[start of Material for this task]
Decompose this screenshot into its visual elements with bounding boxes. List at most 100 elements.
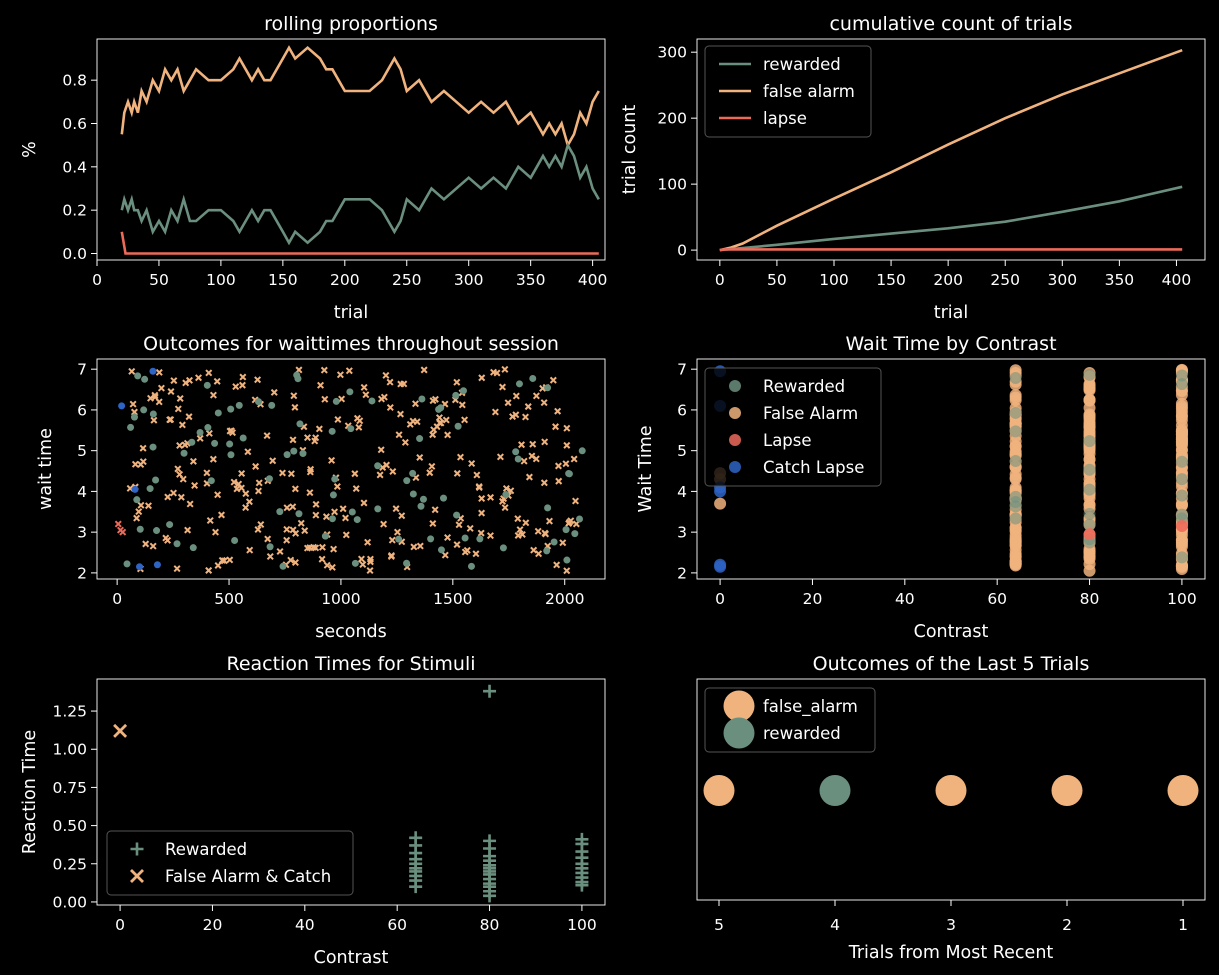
point-false-alarm xyxy=(473,471,481,479)
y-tick-label: 0.25 xyxy=(52,855,87,873)
point-false-alarm xyxy=(364,538,372,546)
point-rewarded xyxy=(254,398,262,406)
point-false-alarm xyxy=(468,459,476,468)
point-false-alarm xyxy=(441,551,449,559)
y-tick-label: 7 xyxy=(677,361,687,379)
point-rewarded xyxy=(1083,463,1096,476)
point-false-alarm xyxy=(466,524,474,532)
point-rewarded xyxy=(1175,455,1188,468)
legend-label-rewarded: Rewarded xyxy=(165,840,247,859)
point-false-alarm xyxy=(1175,414,1188,427)
point-false-alarm xyxy=(435,414,443,422)
point-false-alarm xyxy=(352,485,360,493)
x-axis-label: Contrast xyxy=(914,622,989,642)
point-false-alarm xyxy=(524,403,532,411)
y-tick-label: 0.4 xyxy=(62,158,87,176)
point-false-alarm xyxy=(206,516,214,524)
point-false-alarm xyxy=(226,427,234,435)
point-false-alarm xyxy=(1083,382,1096,395)
point-rewarded xyxy=(268,401,276,409)
point-false-alarm xyxy=(529,440,537,448)
point-false-alarm xyxy=(170,377,178,385)
point-rewarded xyxy=(231,537,239,545)
point-rewarded xyxy=(149,410,157,418)
point-false-alarm xyxy=(514,515,522,523)
x-tick-label: 4 xyxy=(830,916,840,934)
point-rewarded xyxy=(440,494,448,502)
point-false-alarm xyxy=(501,504,509,512)
point-false-alarm xyxy=(502,484,510,492)
point-false-alarm xyxy=(178,421,186,429)
point-false-alarm xyxy=(270,388,278,396)
point-false-alarm xyxy=(137,461,145,469)
point-false-alarm xyxy=(133,514,141,522)
point-rewarded xyxy=(173,540,181,548)
point-false-alarm xyxy=(416,453,424,461)
point-rewarded xyxy=(1175,489,1188,502)
point-false-alarm xyxy=(242,504,250,512)
panel-reaction: Reaction Times for Stimuli Contrast Reacti… xyxy=(20,653,606,968)
point-false-alarm xyxy=(151,393,159,401)
point-lapse xyxy=(119,528,127,536)
point-rewarded xyxy=(1009,500,1022,513)
point-false-alarm xyxy=(396,410,404,418)
y-tick-label: 0.00 xyxy=(52,893,87,911)
x-tick-label: 60 xyxy=(387,916,407,934)
point-rewarded xyxy=(461,534,469,542)
point-false-alarm xyxy=(1175,435,1188,448)
point-false-alarm xyxy=(409,417,417,425)
point-rewarded xyxy=(576,515,584,523)
point-false-alarm xyxy=(389,467,397,475)
point-false-alarm xyxy=(477,529,485,537)
point-rewarded xyxy=(1083,435,1096,448)
legend-label-false_alarm: False Alarm xyxy=(763,404,858,423)
point-false-alarm xyxy=(323,561,331,569)
x-tick-label: 0 xyxy=(715,271,725,289)
x-tick-label: 150 xyxy=(876,271,906,289)
point-false-alarm xyxy=(442,416,450,424)
point-false-alarm xyxy=(266,552,274,560)
point-rewarded xyxy=(544,504,552,512)
point-false-alarm xyxy=(242,490,250,498)
point-false-alarm xyxy=(213,377,221,385)
point-rewarded xyxy=(265,475,273,483)
point-false-alarm xyxy=(269,457,277,465)
point-false-alarm xyxy=(205,369,213,377)
point-rewarded xyxy=(348,508,356,516)
x-tick-label: 500 xyxy=(214,590,244,608)
point-false-alarm xyxy=(376,471,384,479)
point-rewarded xyxy=(203,381,211,389)
point-rewarded xyxy=(1083,518,1096,531)
panel-lasttrials: Outcomes of the Last 5 Trials Trials from… xyxy=(696,653,1206,963)
point-false-alarm xyxy=(182,379,190,387)
point-rewarded xyxy=(563,556,571,564)
point-rewarded xyxy=(180,449,188,457)
point-rewarded xyxy=(459,387,467,395)
panel-rolling: rolling proportions trial% 0 50 100 150 200 250… xyxy=(20,13,607,323)
point-rewarded xyxy=(483,889,497,903)
point-rewarded xyxy=(1083,368,1096,381)
point-rewarded xyxy=(1175,551,1188,564)
x-axis-label: trial xyxy=(934,303,969,323)
point-false-alarm xyxy=(410,543,418,551)
point-false-alarm xyxy=(416,542,424,550)
point-false-alarm xyxy=(1175,388,1188,401)
point-false-alarm xyxy=(139,444,147,452)
point-false-alarm xyxy=(935,775,967,806)
point-catch-lapse xyxy=(153,561,161,569)
point-false-alarm xyxy=(113,723,128,738)
point-false-alarm xyxy=(359,561,367,569)
point-rewarded xyxy=(571,530,579,538)
point-false-alarm xyxy=(195,374,203,382)
y-tick-label: 2 xyxy=(77,564,87,582)
point-false-alarm xyxy=(567,517,575,525)
series-line-lapse xyxy=(719,248,1183,252)
point-rewarded xyxy=(332,397,340,405)
point-false-alarm xyxy=(571,497,580,505)
x-tick-label: 0 xyxy=(115,916,125,934)
point-false-alarm xyxy=(312,500,320,508)
point-rewarded xyxy=(1175,369,1188,382)
point-false-alarm xyxy=(486,532,494,540)
point-false-alarm xyxy=(328,563,336,571)
point-false-alarm xyxy=(203,469,211,477)
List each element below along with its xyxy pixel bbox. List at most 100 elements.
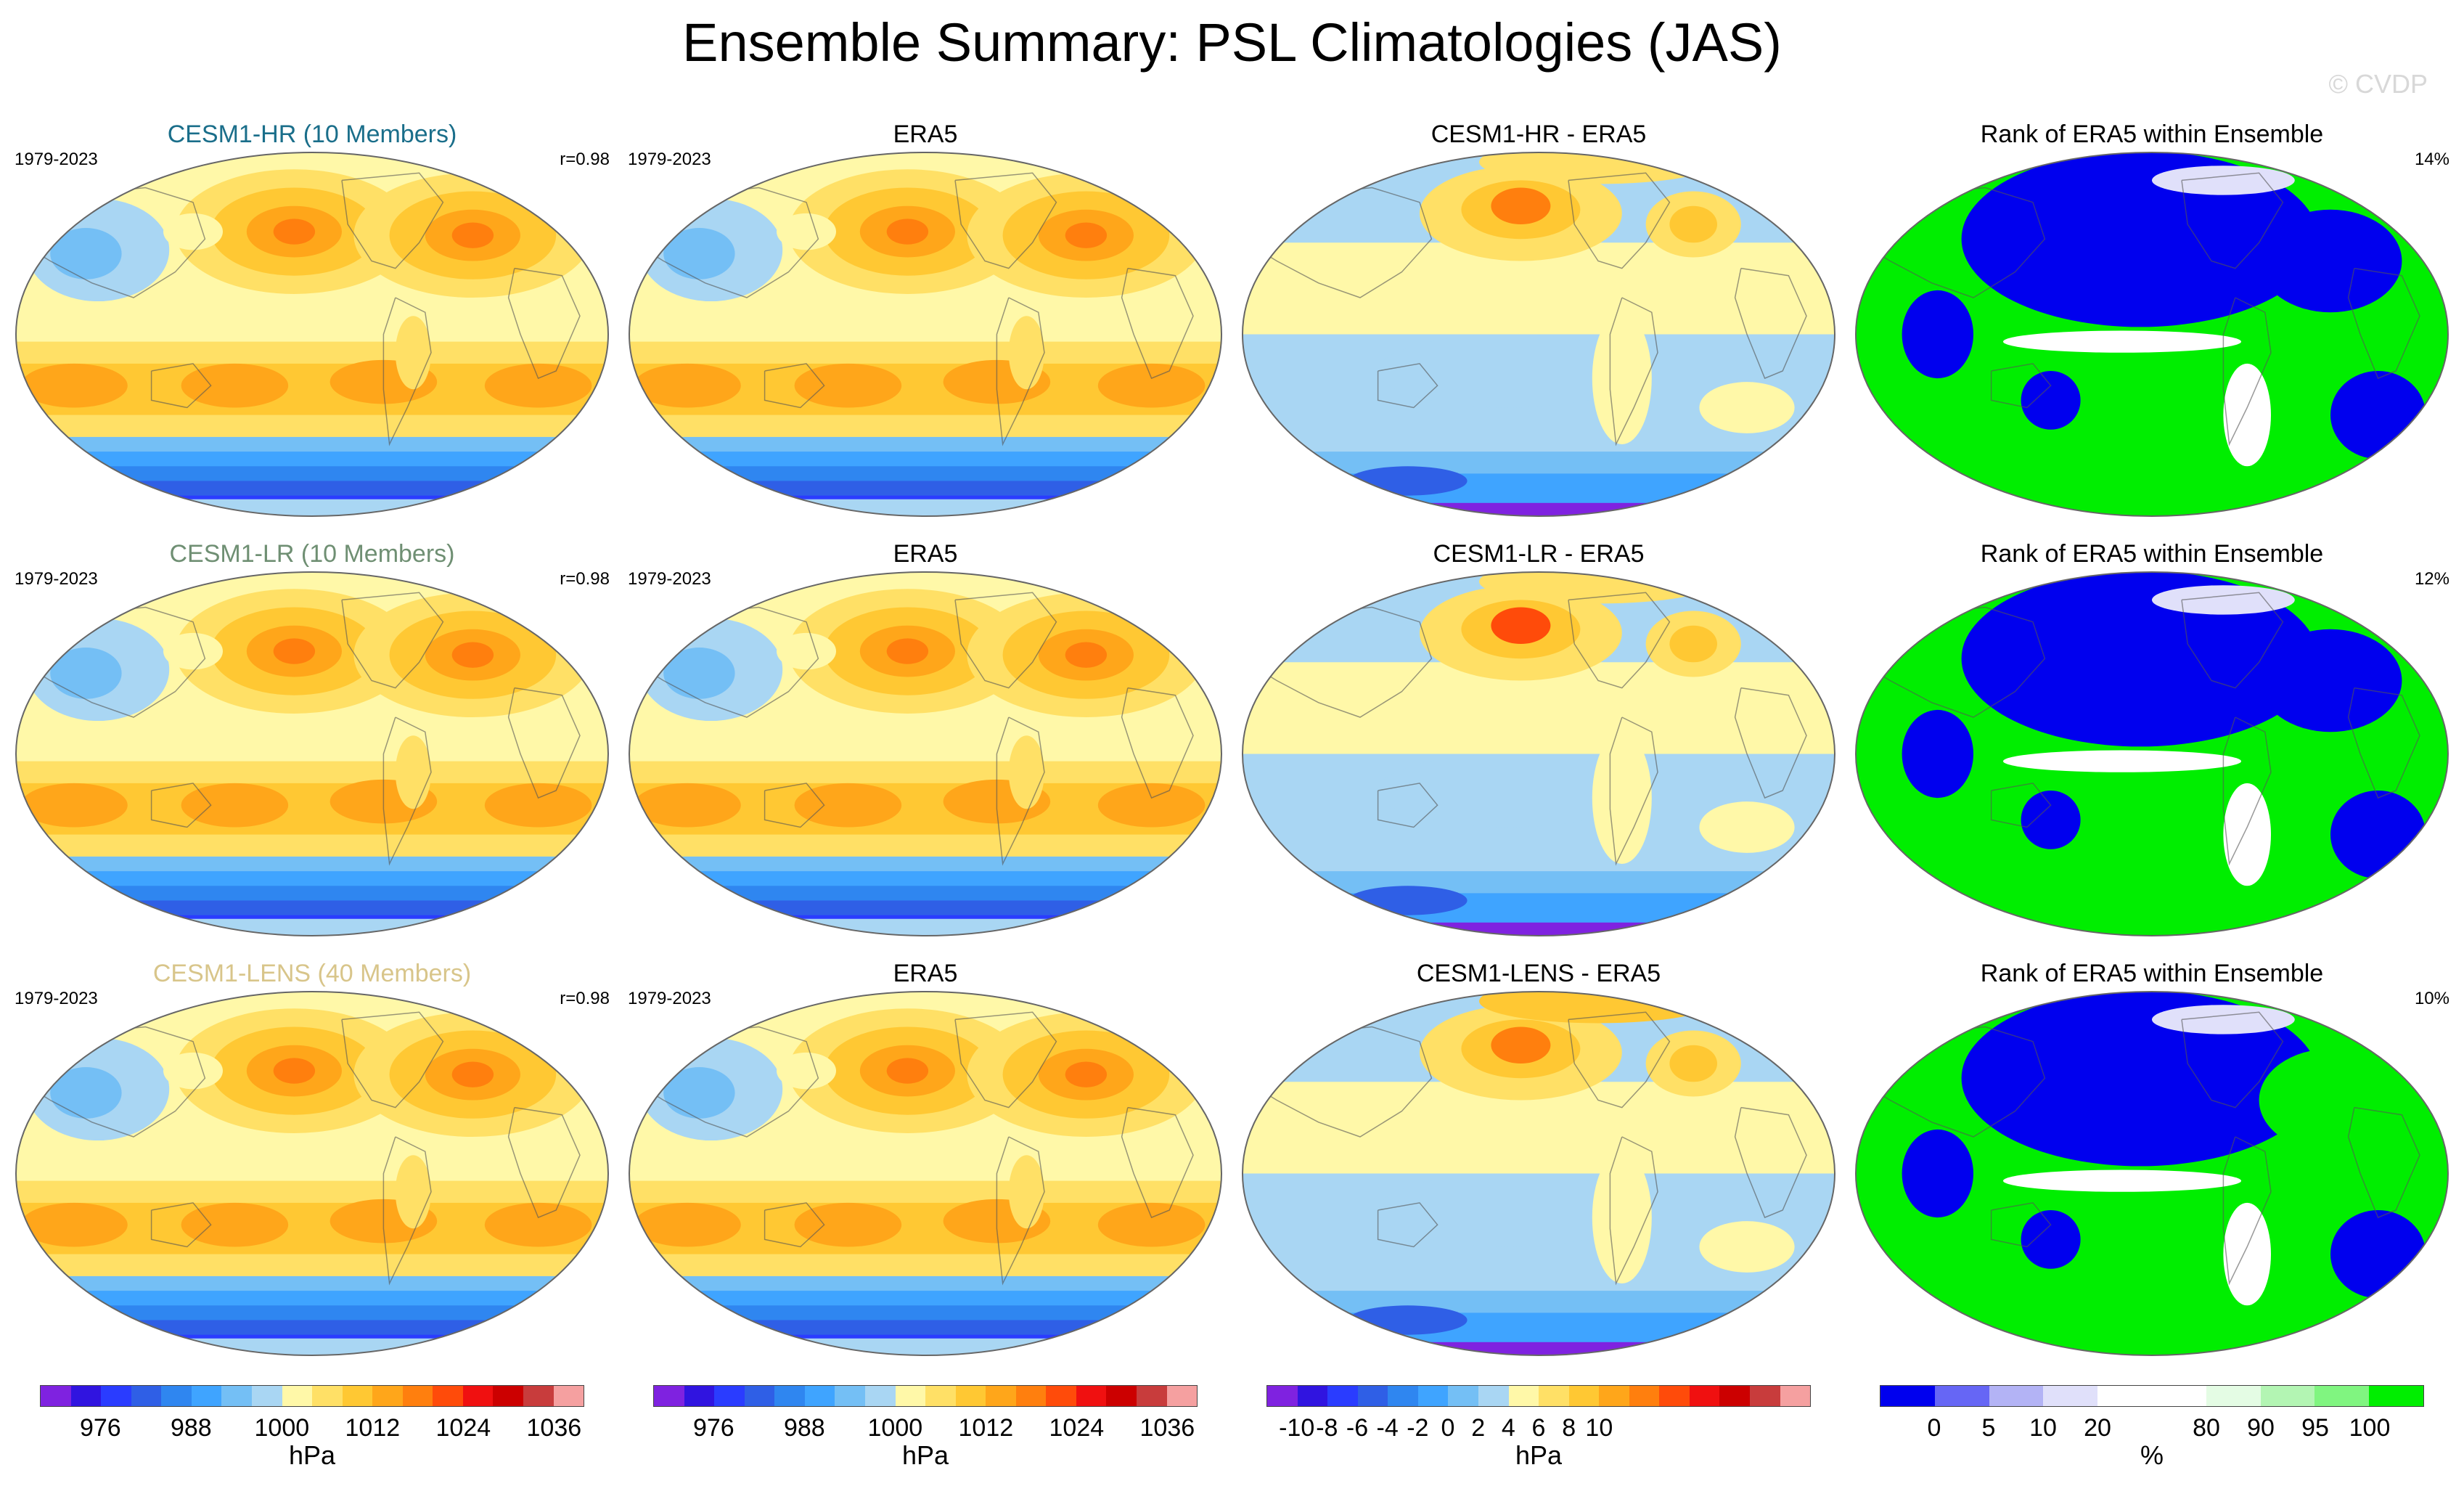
colorbar-swatch bbox=[1166, 1386, 1198, 1406]
period-label: 1979-2023 bbox=[15, 569, 98, 589]
colorbar-labels: 976 988 1000 1012 1024 1036 bbox=[653, 1414, 1198, 1443]
pattern-correlation-label: r=0.98 bbox=[560, 150, 610, 169]
colorbar-swatch bbox=[986, 1386, 1016, 1406]
map-outline bbox=[1242, 152, 1835, 517]
colorbar-swatch bbox=[1689, 1386, 1720, 1406]
colorbar-swatch bbox=[1106, 1386, 1137, 1406]
colorbar-swatch bbox=[342, 1386, 373, 1406]
map-outline bbox=[629, 571, 1222, 936]
map-outline bbox=[1855, 991, 2449, 1356]
panel-title: ERA5 bbox=[893, 960, 958, 987]
colorbar bbox=[1880, 1385, 2424, 1407]
colorbar-tick-label: 20 bbox=[2084, 1414, 2111, 1442]
rank-percent-label: 10% bbox=[2414, 989, 2449, 1008]
colorbar-tick-label: 1036 bbox=[1139, 1414, 1195, 1442]
diff-map bbox=[1242, 152, 1835, 517]
colorbar-swatch bbox=[774, 1386, 805, 1406]
diff-map bbox=[1242, 571, 1835, 936]
panel-title: CESM1-HR - ERA5 bbox=[1430, 121, 1647, 148]
colorbar-tick-label: 2 bbox=[1471, 1414, 1486, 1442]
colorbar-tick-label: 1012 bbox=[345, 1414, 401, 1442]
map-outline bbox=[1242, 991, 1835, 1356]
colorbar-swatch bbox=[282, 1386, 313, 1406]
colorbar-swatch bbox=[553, 1386, 584, 1406]
colorbar-swatch bbox=[2151, 1386, 2206, 1406]
colorbar-swatch bbox=[2206, 1386, 2261, 1406]
period-label: 1979-2023 bbox=[15, 150, 98, 169]
colorbar-swatch bbox=[523, 1386, 554, 1406]
model-map bbox=[15, 152, 609, 517]
colorbar-tick-label: 976 bbox=[692, 1414, 734, 1442]
colorbar-swatch bbox=[1076, 1386, 1107, 1406]
panel-title: Rank of ERA5 within Ensemble bbox=[1980, 121, 2324, 148]
colorbar-tick-label: 10 bbox=[2029, 1414, 2057, 1442]
colorbar-tick-label: 1000 bbox=[254, 1414, 310, 1442]
colorbar-swatch bbox=[2097, 1386, 2152, 1406]
pattern-correlation-label: r=0.98 bbox=[560, 569, 610, 589]
colorbar-swatch bbox=[1599, 1386, 1629, 1406]
pattern-correlation-label: r=0.98 bbox=[560, 989, 610, 1008]
colorbar-unit: hPa bbox=[288, 1440, 336, 1470]
colorbar-swatch bbox=[131, 1386, 162, 1406]
colorbar-swatch bbox=[1568, 1386, 1600, 1406]
colorbar-tick-label: -8 bbox=[1316, 1414, 1338, 1442]
colorbar-swatch bbox=[1417, 1386, 1449, 1406]
colorbar-tick-label: 4 bbox=[1501, 1414, 1515, 1442]
colorbar-swatch bbox=[1508, 1386, 1539, 1406]
colorbar-swatch bbox=[1267, 1386, 1298, 1406]
colorbar-swatch bbox=[1659, 1386, 1690, 1406]
colorbar-swatch bbox=[864, 1386, 896, 1406]
colorbar-swatch bbox=[2043, 1386, 2098, 1406]
period-label: 1979-2023 bbox=[628, 989, 711, 1008]
colorbar-tick-label: 90 bbox=[2247, 1414, 2275, 1442]
colorbar-swatch bbox=[221, 1386, 252, 1406]
colorbar-swatch bbox=[1934, 1386, 1989, 1406]
colorbar-swatch bbox=[372, 1386, 403, 1406]
colorbar bbox=[653, 1385, 1198, 1407]
colorbar-swatch bbox=[493, 1386, 523, 1406]
colorbar bbox=[1266, 1385, 1811, 1407]
colorbar-swatch bbox=[191, 1386, 222, 1406]
colorbar-tick-label: -10 bbox=[1279, 1414, 1315, 1442]
map-outline bbox=[15, 991, 609, 1356]
colorbar-tick-label: 1024 bbox=[435, 1414, 491, 1442]
colorbar-swatch bbox=[1015, 1386, 1047, 1406]
rank-map bbox=[1855, 571, 2449, 936]
colorbar-tick-label: 8 bbox=[1562, 1414, 1576, 1442]
colorbar-tick-label: 10 bbox=[1585, 1414, 1613, 1442]
colorbar-labels: 0 5 10 20 80 90 95 100 bbox=[1880, 1414, 2424, 1443]
colorbar-tick-label: 5 bbox=[1981, 1414, 1996, 1442]
colorbar-tick-label: 988 bbox=[170, 1414, 212, 1442]
colorbar-swatch bbox=[2260, 1386, 2315, 1406]
panel-title: Rank of ERA5 within Ensemble bbox=[1980, 540, 2324, 568]
colorbar-swatch bbox=[1357, 1386, 1388, 1406]
colorbar-tick-label: 95 bbox=[2301, 1414, 2329, 1442]
panel-title: ERA5 bbox=[893, 121, 958, 148]
colorbar-swatch bbox=[1448, 1386, 1478, 1406]
colorbar-unit: hPa bbox=[901, 1440, 949, 1470]
obs-map bbox=[629, 152, 1222, 517]
colorbar-swatch bbox=[955, 1386, 986, 1406]
period-label: 1979-2023 bbox=[15, 989, 98, 1008]
rank-percent-label: 12% bbox=[2414, 569, 2449, 589]
map-outline bbox=[1855, 152, 2449, 517]
colorbar-swatch bbox=[462, 1386, 494, 1406]
map-outline bbox=[1242, 571, 1835, 936]
colorbar bbox=[40, 1385, 584, 1407]
colorbar-swatch bbox=[1046, 1386, 1076, 1406]
colorbar-tick-label: -6 bbox=[1346, 1414, 1369, 1442]
obs-map bbox=[629, 991, 1222, 1356]
colorbar-swatch bbox=[101, 1386, 131, 1406]
rank-map bbox=[1855, 152, 2449, 517]
colorbar-unit: hPa bbox=[1515, 1440, 1563, 1470]
panel-title: Rank of ERA5 within Ensemble bbox=[1980, 960, 2324, 987]
colorbar-swatch bbox=[41, 1386, 71, 1406]
colorbar-tick-label: 80 bbox=[2193, 1414, 2220, 1442]
map-outline bbox=[629, 152, 1222, 517]
colorbar-labels: 976 988 1000 1012 1024 1036 bbox=[40, 1414, 584, 1443]
colorbar-swatch bbox=[1629, 1386, 1660, 1406]
colorbar-swatch bbox=[2369, 1386, 2423, 1406]
period-label: 1979-2023 bbox=[628, 569, 711, 589]
map-outline bbox=[15, 571, 609, 936]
[end of Material for this task]
Problem statement:
Transcribe the lines from the one containing "colorbar-swatch bbox=[1166, 1386, 1198, 1406]" through the one containing "diff-map bbox=[1242, 152, 1835, 517]", copying each character as it appears in the entries.

Complete response:
colorbar-swatch bbox=[1166, 1386, 1198, 1406]
period-label: 1979-2023 bbox=[15, 569, 98, 589]
colorbar-labels: 976 988 1000 1012 1024 1036 bbox=[653, 1414, 1198, 1443]
pattern-correlation-label: r=0.98 bbox=[560, 150, 610, 169]
colorbar-swatch bbox=[986, 1386, 1016, 1406]
map-outline bbox=[1242, 152, 1835, 517]
colorbar-swatch bbox=[1689, 1386, 1720, 1406]
colorbar-swatch bbox=[1106, 1386, 1137, 1406]
colorbar-swatch bbox=[342, 1386, 373, 1406]
map-outline bbox=[629, 571, 1222, 936]
map-outline bbox=[1855, 991, 2449, 1356]
panel-title: ERA5 bbox=[893, 960, 958, 987]
colorbar bbox=[1880, 1385, 2424, 1407]
colorbar-tick-label: 20 bbox=[2084, 1414, 2111, 1442]
rank-percent-label: 10% bbox=[2414, 989, 2449, 1008]
colorbar-tick-label: 1036 bbox=[1139, 1414, 1195, 1442]
diff-map bbox=[1242, 152, 1835, 517]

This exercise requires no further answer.